Pick out each line of the records that includes the string "minmax", and copy it.

*SUPPLIED MATERIAL:*
┏━━

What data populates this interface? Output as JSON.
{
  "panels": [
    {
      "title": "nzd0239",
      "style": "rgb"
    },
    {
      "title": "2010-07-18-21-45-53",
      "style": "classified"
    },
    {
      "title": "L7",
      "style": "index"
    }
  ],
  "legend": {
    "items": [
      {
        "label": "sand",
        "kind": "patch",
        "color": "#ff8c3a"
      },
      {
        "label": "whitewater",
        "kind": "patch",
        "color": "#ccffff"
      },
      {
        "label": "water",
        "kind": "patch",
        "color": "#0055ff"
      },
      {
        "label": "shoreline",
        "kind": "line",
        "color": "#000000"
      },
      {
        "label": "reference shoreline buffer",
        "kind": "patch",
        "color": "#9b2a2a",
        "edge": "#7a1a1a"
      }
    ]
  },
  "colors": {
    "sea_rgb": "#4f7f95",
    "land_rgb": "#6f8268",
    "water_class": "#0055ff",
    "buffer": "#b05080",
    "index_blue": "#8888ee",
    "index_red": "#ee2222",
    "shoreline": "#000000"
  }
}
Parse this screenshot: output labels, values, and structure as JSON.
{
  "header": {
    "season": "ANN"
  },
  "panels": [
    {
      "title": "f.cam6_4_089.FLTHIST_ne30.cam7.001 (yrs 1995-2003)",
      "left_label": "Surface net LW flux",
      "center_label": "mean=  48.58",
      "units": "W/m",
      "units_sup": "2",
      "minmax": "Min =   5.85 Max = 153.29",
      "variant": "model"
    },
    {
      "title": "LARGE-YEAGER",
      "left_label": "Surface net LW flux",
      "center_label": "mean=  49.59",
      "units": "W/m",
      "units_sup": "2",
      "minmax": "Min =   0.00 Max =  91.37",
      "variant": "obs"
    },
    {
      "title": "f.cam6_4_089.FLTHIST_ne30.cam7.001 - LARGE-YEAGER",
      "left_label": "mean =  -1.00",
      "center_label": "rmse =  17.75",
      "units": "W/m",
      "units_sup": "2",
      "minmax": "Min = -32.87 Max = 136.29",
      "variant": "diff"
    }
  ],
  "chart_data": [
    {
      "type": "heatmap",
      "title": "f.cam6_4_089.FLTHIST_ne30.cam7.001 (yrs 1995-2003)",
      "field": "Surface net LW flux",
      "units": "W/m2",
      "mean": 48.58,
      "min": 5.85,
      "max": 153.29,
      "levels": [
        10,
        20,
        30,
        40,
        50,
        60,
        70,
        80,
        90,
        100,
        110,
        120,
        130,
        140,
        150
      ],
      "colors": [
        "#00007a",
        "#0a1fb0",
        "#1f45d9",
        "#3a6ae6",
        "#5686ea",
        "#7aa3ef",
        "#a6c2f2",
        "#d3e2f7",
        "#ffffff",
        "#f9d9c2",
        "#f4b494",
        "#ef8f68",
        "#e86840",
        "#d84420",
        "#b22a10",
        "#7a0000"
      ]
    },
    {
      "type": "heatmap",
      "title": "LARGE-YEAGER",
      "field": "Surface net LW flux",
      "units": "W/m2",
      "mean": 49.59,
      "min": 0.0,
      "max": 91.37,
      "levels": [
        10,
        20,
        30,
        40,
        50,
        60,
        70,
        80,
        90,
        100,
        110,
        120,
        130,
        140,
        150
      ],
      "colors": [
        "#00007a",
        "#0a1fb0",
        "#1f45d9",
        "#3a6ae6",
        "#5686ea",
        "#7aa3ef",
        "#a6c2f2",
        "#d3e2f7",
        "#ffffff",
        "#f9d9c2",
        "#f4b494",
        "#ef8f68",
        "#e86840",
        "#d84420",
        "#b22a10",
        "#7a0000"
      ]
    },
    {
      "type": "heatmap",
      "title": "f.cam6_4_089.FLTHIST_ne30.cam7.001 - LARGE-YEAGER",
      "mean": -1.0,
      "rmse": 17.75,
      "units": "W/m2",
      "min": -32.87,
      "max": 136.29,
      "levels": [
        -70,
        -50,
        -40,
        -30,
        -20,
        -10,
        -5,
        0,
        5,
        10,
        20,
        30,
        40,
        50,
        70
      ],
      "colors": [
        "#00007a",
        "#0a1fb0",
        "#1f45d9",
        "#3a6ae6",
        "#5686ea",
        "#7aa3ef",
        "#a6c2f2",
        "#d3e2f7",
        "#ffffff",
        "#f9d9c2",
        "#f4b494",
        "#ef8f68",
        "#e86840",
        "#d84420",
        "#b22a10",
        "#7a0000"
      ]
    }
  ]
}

┗━━

*ANSWER TO THIS TASK:*
      "minmax": "Min =   5.85 Max = 153.29",
      "minmax": "Min =   0.00 Max =  91.37",
      "minmax": "Min = -32.87 Max = 136.29",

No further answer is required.